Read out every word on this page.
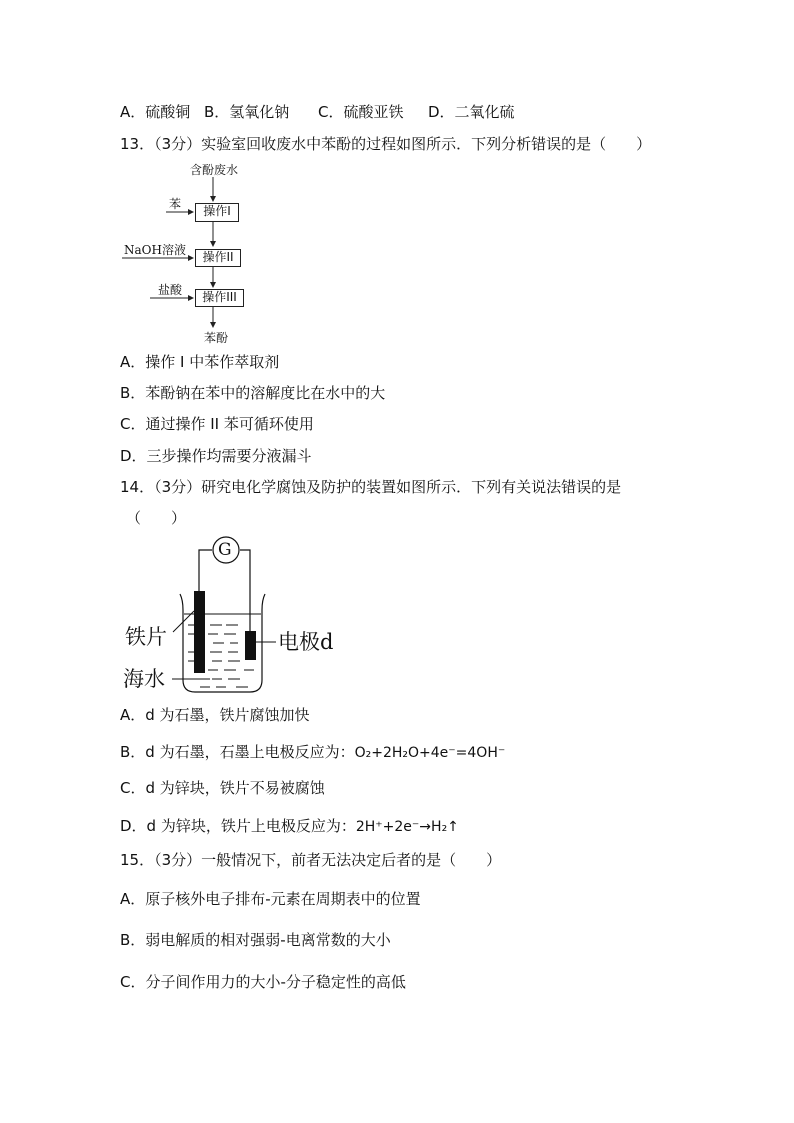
A．硫酸铜 B．氢氧化钠 C．硫酸亚铁 D．二氧化硫
13．（3分）实验室回收废水中苯酚的过程如图所示．下列分析错误的是（　　）
含酚废水
苯	操作I
NaOH溶液	操作II
盐酸	操作III
苯酚
A．操作 I 中苯作萃取剂
B．苯酚钠在苯中的溶解度比在水中的大
C．通过操作 II 苯可循环使用
D．三步操作均需要分液漏斗
14．（3分）研究电化学腐蚀及防护的装置如图所示．下列有关说法错误的是
（　　）
G
铁片	电极d
海水
A．d 为石墨，铁片腐蚀加快
B．d 为石墨，石墨上电极反应为：O₂+2H₂O+4e⁻=4OH⁻
C．d 为锌块，铁片不易被腐蚀
D．d 为锌块，铁片上电极反应为：2H⁺+2e⁻→H₂↑
15．（3分）一般情况下，前者无法决定后者的是（　　）
A．原子核外电子排布-元素在周期表中的位置
B．弱电解质的相对强弱-电离常数的大小
C．分子间作用力的大小-分子稳定性的高低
· · · · ·
- **SET TASK**
Strip out the pictures and quote the remaining data word for word.

- **SOLUTION BELOW**
Read out every word on this page.
A．硫酸铜 B．氢氧化钠 C．硫酸亚铁 D．二氧化硫
13．（3分）实验室回收废水中苯酚的过程如图所示．下列分析错误的是（　　）
含酚废水
苯	操作I
NaOH溶液	操作II
盐酸	操作III
苯酚
A．操作 I 中苯作萃取剂
B．苯酚钠在苯中的溶解度比在水中的大
C．通过操作 II 苯可循环使用
D．三步操作均需要分液漏斗
14．（3分）研究电化学腐蚀及防护的装置如图所示．下列有关说法错误的是
（　　）
G
铁片	电极d
海水
A．d 为石墨，铁片腐蚀加快
B．d 为石墨，石墨上电极反应为：O₂+2H₂O+4e⁻=4OH⁻
C．d 为锌块，铁片不易被腐蚀
D．d 为锌块，铁片上电极反应为：2H⁺+2e⁻→H₂↑
15．（3分）一般情况下，前者无法决定后者的是（　　）
A．原子核外电子排布-元素在周期表中的位置
B．弱电解质的相对强弱-电离常数的大小
C．分子间作用力的大小-分子稳定性的高低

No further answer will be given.